▸ **Aim**: In your copy, repeat the records exactly and leave out the pictures.

▼

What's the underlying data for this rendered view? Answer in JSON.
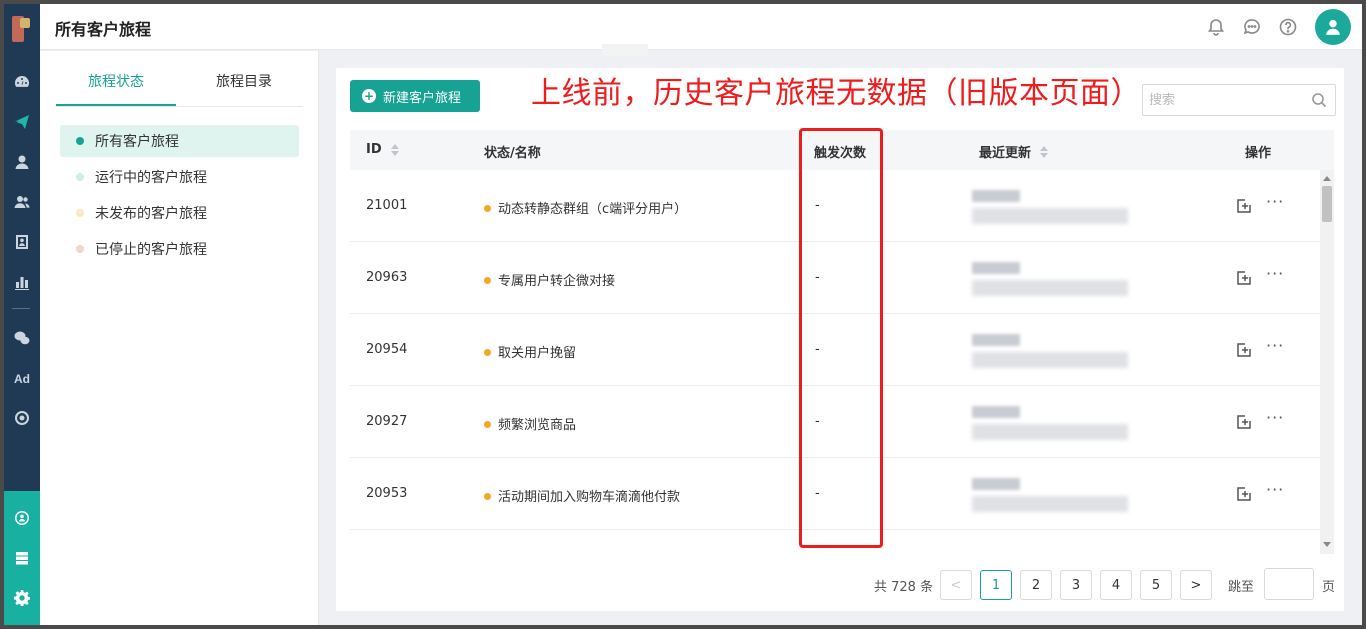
{
  "header": {
    "title": "所有客户旅程"
  },
  "sidebar": {
    "tabs": [
      {
        "label": "旅程状态",
        "active": true
      },
      {
        "label": "旅程目录",
        "active": false
      }
    ],
    "items": [
      {
        "label": "所有客户旅程",
        "dot_color": "#17a394",
        "active": true
      },
      {
        "label": "运行中的客户旅程",
        "dot_color": "#cfeee7",
        "active": false
      },
      {
        "label": "未发布的客户旅程",
        "dot_color": "#fbe8c4",
        "active": false
      },
      {
        "label": "已停止的客户旅程",
        "dot_color": "#f6d3d0",
        "active": false
      }
    ]
  },
  "toolbar": {
    "new_button_label": "新建客户旅程",
    "search_placeholder": "搜索"
  },
  "annotation": "上线前，历史客户旅程无数据（旧版本页面）",
  "table": {
    "columns": {
      "id": "ID",
      "name": "状态/名称",
      "triggers": "触发次数",
      "updated": "最近更新",
      "actions": "操作"
    },
    "rows": [
      {
        "id": "21001",
        "name": "动态转静态群组（c端评分用户）",
        "triggers": "-",
        "status_color": "#f5a623"
      },
      {
        "id": "20963",
        "name": "专属用户转企微对接",
        "triggers": "-",
        "status_color": "#f5a623"
      },
      {
        "id": "20954",
        "name": "取关用户挽留",
        "triggers": "-",
        "status_color": "#f5a623"
      },
      {
        "id": "20927",
        "name": "频繁浏览商品",
        "triggers": "-",
        "status_color": "#f5a623"
      },
      {
        "id": "20953",
        "name": "活动期间加入购物车滴滴他付款",
        "triggers": "-",
        "status_color": "#f5a623"
      }
    ]
  },
  "pagination": {
    "total_text": "共 728 条",
    "prev": "<",
    "pages": [
      "1",
      "2",
      "3",
      "4",
      "5"
    ],
    "current": "1",
    "next": ">",
    "jump_label": "跳至",
    "page_unit": "页"
  },
  "colors": {
    "accent": "#17a394",
    "rail": "#203a55",
    "annotation_red": "#ee1c1c"
  }
}
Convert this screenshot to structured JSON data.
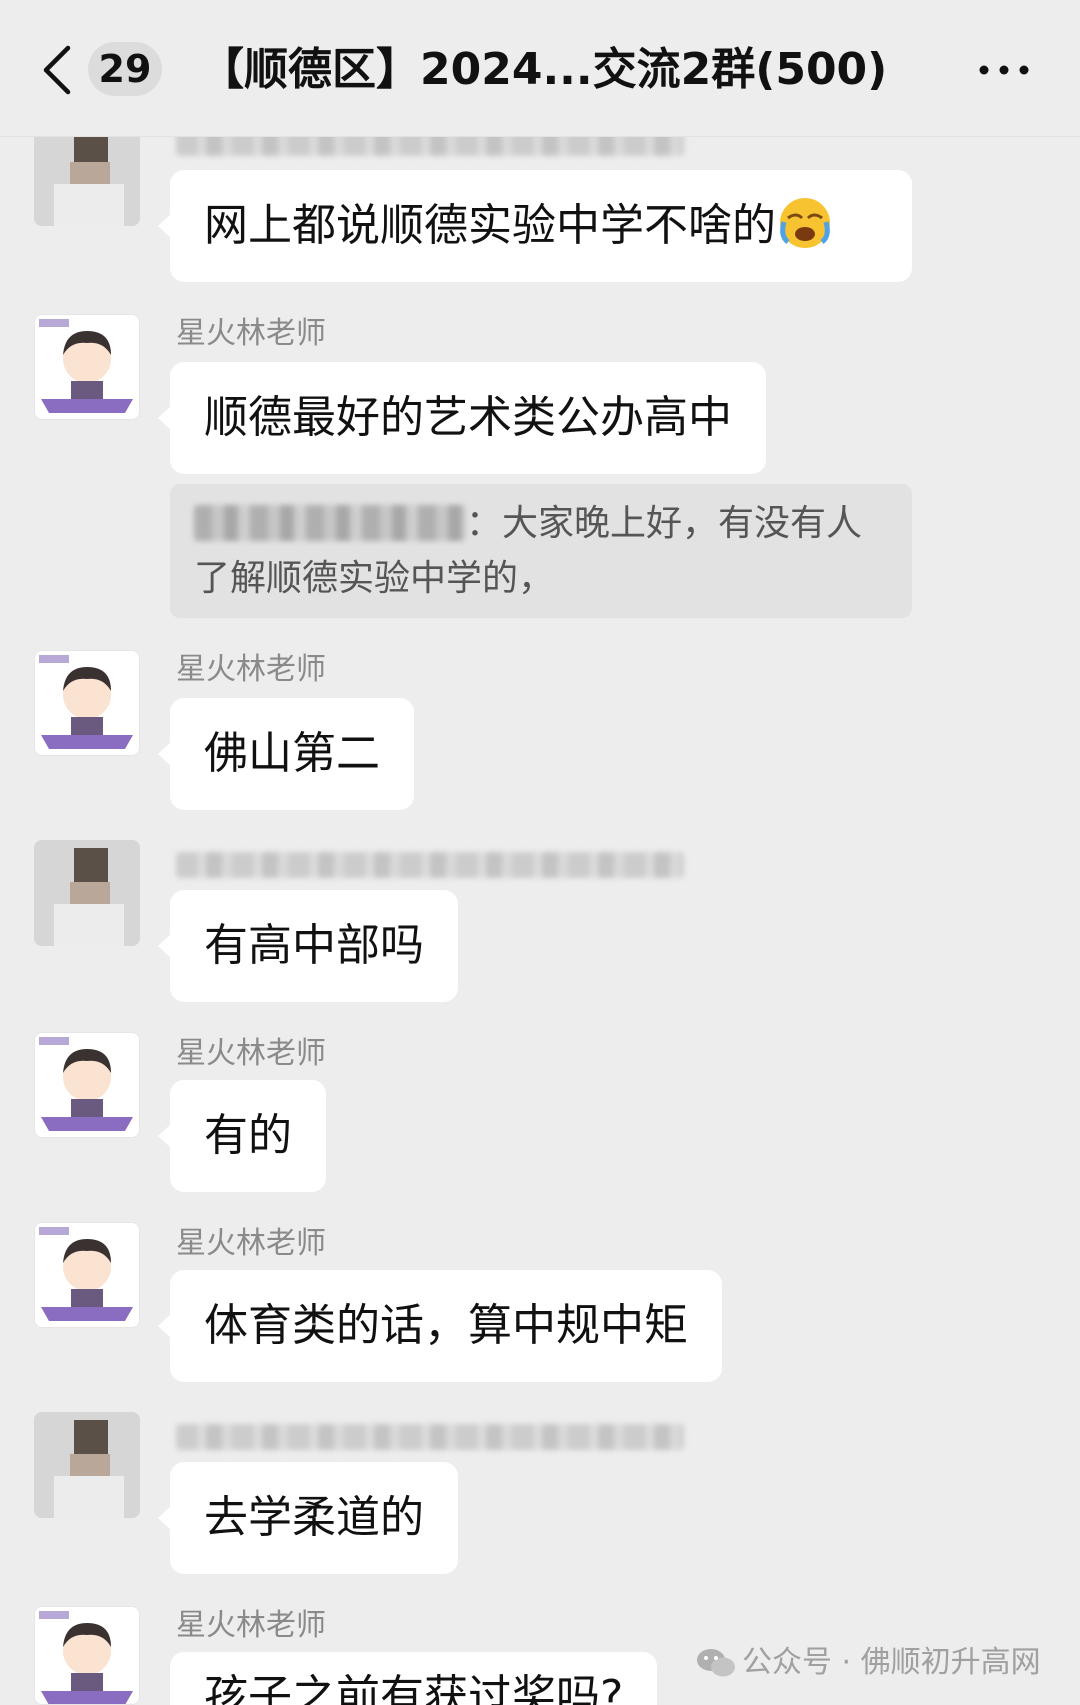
{
  "header": {
    "unread_count": "29",
    "title": "【顺德区】2024...交流2群(500)"
  },
  "messages": [
    {
      "sender": "",
      "text": "网上都说顺德实验中学不啥的",
      "emoji": "crying-face-icon"
    },
    {
      "sender": "星火林老师",
      "text": "顺德最好的艺术类公办高中",
      "quote": {
        "text_after_name": "：大家晚上好，有没有人",
        "line2": "了解顺德实验中学的，"
      }
    },
    {
      "sender": "星火林老师",
      "text": "佛山第二"
    },
    {
      "sender": "",
      "text": "有高中部吗"
    },
    {
      "sender": "星火林老师",
      "text": "有的"
    },
    {
      "sender": "星火林老师",
      "text": "体育类的话，算中规中矩"
    },
    {
      "sender": "",
      "text": "去学柔道的"
    },
    {
      "sender": "星火林老师",
      "text": "孩子之前有获过奖吗?"
    }
  ],
  "watermark": "公众号 · 佛顺初升高网",
  "colors": {
    "bg": "#ededed",
    "bubble": "#ffffff",
    "quote": "#e2e2e2",
    "name": "#8a8a8a"
  }
}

▲

▸ **Result for this task**:
What's the underlying data for this rendered view? Answer in JSON.
{
  "header": {
    "title": "所有客户旅程"
  },
  "sidebar": {
    "tabs": [
      {
        "label": "旅程状态",
        "active": true
      },
      {
        "label": "旅程目录",
        "active": false
      }
    ],
    "items": [
      {
        "label": "所有客户旅程",
        "dot_color": "#17a394",
        "active": true
      },
      {
        "label": "运行中的客户旅程",
        "dot_color": "#cfeee7",
        "active": false
      },
      {
        "label": "未发布的客户旅程",
        "dot_color": "#fbe8c4",
        "active": false
      },
      {
        "label": "已停止的客户旅程",
        "dot_color": "#f6d3d0",
        "active": false
      }
    ]
  },
  "toolbar": {
    "new_button_label": "新建客户旅程",
    "search_placeholder": "搜索"
  },
  "annotation": "上线前，历史客户旅程无数据（旧版本页面）",
  "table": {
    "columns": {
      "id": "ID",
      "name": "状态/名称",
      "triggers": "触发次数",
      "updated": "最近更新",
      "actions": "操作"
    },
    "rows": [
      {
        "id": "21001",
        "name": "动态转静态群组（c端评分用户）",
        "triggers": "-",
        "status_color": "#f5a623"
      },
      {
        "id": "20963",
        "name": "专属用户转企微对接",
        "triggers": "-",
        "status_color": "#f5a623"
      },
      {
        "id": "20954",
        "name": "取关用户挽留",
        "triggers": "-",
        "status_color": "#f5a623"
      },
      {
        "id": "20927",
        "name": "频繁浏览商品",
        "triggers": "-",
        "status_color": "#f5a623"
      },
      {
        "id": "20953",
        "name": "活动期间加入购物车滴滴他付款",
        "triggers": "-",
        "status_color": "#f5a623"
      }
    ]
  },
  "pagination": {
    "total_text": "共 728 条",
    "prev": "<",
    "pages": [
      "1",
      "2",
      "3",
      "4",
      "5"
    ],
    "current": "1",
    "next": ">",
    "jump_label": "跳至",
    "page_unit": "页"
  },
  "colors": {
    "accent": "#17a394",
    "rail": "#203a55",
    "annotation_red": "#ee1c1c"
  }
}
Convert this screenshot to structured JSON data.
{
  "header": {
    "unread_count": "29",
    "title": "【顺德区】2024...交流2群(500)"
  },
  "messages": [
    {
      "sender": "",
      "text": "网上都说顺德实验中学不啥的",
      "emoji": "crying-face-icon"
    },
    {
      "sender": "星火林老师",
      "text": "顺德最好的艺术类公办高中",
      "quote": {
        "text_after_name": "：大家晚上好，有没有人",
        "line2": "了解顺德实验中学的，"
      }
    },
    {
      "sender": "星火林老师",
      "text": "佛山第二"
    },
    {
      "sender": "",
      "text": "有高中部吗"
    },
    {
      "sender": "星火林老师",
      "text": "有的"
    },
    {
      "sender": "星火林老师",
      "text": "体育类的话，算中规中矩"
    },
    {
      "sender": "",
      "text": "去学柔道的"
    },
    {
      "sender": "星火林老师",
      "text": "孩子之前有获过奖吗?"
    }
  ],
  "watermark": "公众号 · 佛顺初升高网",
  "colors": {
    "bg": "#ededed",
    "bubble": "#ffffff",
    "quote": "#e2e2e2",
    "name": "#8a8a8a"
  }
}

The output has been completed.